### [WHAT IS EXPECTED]
Wherever the string "MIXED" occurs in a line of these records, report that line.

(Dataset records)
■ ■ ■

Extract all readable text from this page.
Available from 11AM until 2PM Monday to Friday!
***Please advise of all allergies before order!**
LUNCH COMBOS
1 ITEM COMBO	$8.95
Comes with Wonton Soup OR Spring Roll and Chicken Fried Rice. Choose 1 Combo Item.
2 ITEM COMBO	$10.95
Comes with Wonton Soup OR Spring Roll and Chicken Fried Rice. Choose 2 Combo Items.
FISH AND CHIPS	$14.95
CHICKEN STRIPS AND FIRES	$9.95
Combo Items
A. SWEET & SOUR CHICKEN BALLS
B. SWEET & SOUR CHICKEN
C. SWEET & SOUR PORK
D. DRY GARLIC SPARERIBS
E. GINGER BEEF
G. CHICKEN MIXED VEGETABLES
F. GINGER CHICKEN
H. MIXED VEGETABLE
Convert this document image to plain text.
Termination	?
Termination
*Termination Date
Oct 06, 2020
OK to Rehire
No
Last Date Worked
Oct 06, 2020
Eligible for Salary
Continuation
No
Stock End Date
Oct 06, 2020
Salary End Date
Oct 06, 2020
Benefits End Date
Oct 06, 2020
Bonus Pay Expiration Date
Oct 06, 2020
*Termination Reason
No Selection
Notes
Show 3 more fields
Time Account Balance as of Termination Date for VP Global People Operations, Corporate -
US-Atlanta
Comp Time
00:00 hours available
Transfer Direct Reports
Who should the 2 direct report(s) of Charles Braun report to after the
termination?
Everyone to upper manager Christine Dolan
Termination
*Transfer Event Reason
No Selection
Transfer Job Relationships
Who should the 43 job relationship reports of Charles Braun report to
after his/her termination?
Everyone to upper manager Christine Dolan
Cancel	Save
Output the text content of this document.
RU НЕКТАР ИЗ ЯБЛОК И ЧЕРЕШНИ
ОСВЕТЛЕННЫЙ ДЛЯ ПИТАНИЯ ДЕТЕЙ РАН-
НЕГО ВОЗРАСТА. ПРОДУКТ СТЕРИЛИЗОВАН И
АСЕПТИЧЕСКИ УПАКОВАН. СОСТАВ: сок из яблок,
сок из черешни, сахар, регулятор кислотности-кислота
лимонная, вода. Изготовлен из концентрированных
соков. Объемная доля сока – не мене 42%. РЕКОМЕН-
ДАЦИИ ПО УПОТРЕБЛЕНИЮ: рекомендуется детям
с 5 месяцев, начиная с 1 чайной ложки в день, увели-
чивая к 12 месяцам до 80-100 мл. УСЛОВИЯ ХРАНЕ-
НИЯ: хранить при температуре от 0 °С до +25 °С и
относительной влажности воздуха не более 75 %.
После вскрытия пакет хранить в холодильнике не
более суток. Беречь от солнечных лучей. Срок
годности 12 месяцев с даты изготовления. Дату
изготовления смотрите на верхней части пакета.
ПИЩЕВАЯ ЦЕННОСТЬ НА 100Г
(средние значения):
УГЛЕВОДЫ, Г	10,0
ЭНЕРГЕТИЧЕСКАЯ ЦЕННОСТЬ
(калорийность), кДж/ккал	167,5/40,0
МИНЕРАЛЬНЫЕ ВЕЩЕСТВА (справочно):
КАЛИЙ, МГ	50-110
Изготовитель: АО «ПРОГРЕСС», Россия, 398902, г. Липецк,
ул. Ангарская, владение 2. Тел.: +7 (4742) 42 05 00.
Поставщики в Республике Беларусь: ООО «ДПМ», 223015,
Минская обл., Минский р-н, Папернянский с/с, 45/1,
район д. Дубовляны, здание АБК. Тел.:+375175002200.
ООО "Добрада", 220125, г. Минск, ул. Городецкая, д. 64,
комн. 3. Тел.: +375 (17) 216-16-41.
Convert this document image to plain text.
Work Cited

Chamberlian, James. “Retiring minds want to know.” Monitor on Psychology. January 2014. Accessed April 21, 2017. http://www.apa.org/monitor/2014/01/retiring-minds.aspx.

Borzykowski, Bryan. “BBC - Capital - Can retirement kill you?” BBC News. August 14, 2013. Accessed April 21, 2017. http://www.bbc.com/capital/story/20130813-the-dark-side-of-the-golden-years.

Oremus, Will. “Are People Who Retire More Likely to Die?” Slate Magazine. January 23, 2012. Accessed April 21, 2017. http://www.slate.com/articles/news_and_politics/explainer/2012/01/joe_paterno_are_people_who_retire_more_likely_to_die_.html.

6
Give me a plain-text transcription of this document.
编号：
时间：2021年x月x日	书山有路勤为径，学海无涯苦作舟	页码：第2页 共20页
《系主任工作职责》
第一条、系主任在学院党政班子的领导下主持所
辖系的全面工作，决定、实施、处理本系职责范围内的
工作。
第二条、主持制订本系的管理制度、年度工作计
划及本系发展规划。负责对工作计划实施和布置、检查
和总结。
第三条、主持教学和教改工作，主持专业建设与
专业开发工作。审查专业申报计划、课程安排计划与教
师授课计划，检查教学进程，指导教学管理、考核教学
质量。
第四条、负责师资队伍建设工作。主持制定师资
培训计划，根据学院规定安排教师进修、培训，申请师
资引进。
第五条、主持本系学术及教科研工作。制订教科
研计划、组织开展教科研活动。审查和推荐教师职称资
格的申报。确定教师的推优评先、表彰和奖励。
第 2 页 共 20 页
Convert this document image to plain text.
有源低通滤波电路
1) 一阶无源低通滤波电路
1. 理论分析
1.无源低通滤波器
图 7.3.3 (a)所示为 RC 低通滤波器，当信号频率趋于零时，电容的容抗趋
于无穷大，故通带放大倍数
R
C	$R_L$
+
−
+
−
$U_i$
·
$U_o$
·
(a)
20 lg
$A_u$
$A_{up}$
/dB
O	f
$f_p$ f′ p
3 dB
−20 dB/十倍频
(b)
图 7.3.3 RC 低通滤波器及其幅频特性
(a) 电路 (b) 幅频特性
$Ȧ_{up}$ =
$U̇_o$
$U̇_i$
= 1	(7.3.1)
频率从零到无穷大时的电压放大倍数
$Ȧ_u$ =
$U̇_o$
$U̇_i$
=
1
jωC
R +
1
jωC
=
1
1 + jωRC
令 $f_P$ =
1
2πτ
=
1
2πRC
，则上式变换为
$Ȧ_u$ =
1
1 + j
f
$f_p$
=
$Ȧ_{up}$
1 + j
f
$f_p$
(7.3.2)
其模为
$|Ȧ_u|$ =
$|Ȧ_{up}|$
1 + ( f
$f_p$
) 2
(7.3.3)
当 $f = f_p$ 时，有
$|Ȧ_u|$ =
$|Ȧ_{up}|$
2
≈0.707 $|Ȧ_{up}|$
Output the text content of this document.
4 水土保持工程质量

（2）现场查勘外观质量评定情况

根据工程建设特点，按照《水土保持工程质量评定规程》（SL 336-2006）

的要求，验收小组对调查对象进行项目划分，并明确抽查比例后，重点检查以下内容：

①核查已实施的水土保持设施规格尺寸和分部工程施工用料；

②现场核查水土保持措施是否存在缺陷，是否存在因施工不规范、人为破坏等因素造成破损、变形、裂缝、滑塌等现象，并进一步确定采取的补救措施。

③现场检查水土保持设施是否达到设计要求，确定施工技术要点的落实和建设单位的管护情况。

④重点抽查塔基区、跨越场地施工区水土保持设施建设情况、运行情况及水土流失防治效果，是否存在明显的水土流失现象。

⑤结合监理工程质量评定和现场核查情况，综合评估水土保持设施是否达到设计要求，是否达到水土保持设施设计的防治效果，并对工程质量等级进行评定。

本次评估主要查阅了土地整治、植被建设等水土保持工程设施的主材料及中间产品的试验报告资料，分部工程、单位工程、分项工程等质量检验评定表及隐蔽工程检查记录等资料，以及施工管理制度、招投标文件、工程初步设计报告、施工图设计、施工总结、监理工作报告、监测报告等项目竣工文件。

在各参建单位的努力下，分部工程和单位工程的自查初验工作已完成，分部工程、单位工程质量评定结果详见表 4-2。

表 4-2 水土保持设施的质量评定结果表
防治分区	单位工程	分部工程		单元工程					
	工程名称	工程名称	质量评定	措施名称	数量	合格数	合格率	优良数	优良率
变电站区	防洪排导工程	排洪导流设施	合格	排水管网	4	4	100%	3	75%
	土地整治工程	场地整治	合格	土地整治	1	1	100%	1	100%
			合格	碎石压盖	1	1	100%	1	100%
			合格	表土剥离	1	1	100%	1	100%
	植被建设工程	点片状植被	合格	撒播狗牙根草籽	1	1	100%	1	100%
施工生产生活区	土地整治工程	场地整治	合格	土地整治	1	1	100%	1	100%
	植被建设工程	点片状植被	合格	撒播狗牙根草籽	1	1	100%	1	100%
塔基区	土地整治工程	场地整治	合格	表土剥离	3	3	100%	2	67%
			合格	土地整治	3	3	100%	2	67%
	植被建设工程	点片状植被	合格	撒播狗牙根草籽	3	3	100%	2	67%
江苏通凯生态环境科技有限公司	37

■ ■ ■

### [REPLY TO THE TASK]
G. CHICKEN MIXED VEGETABLES
H. MIXED VEGETABLE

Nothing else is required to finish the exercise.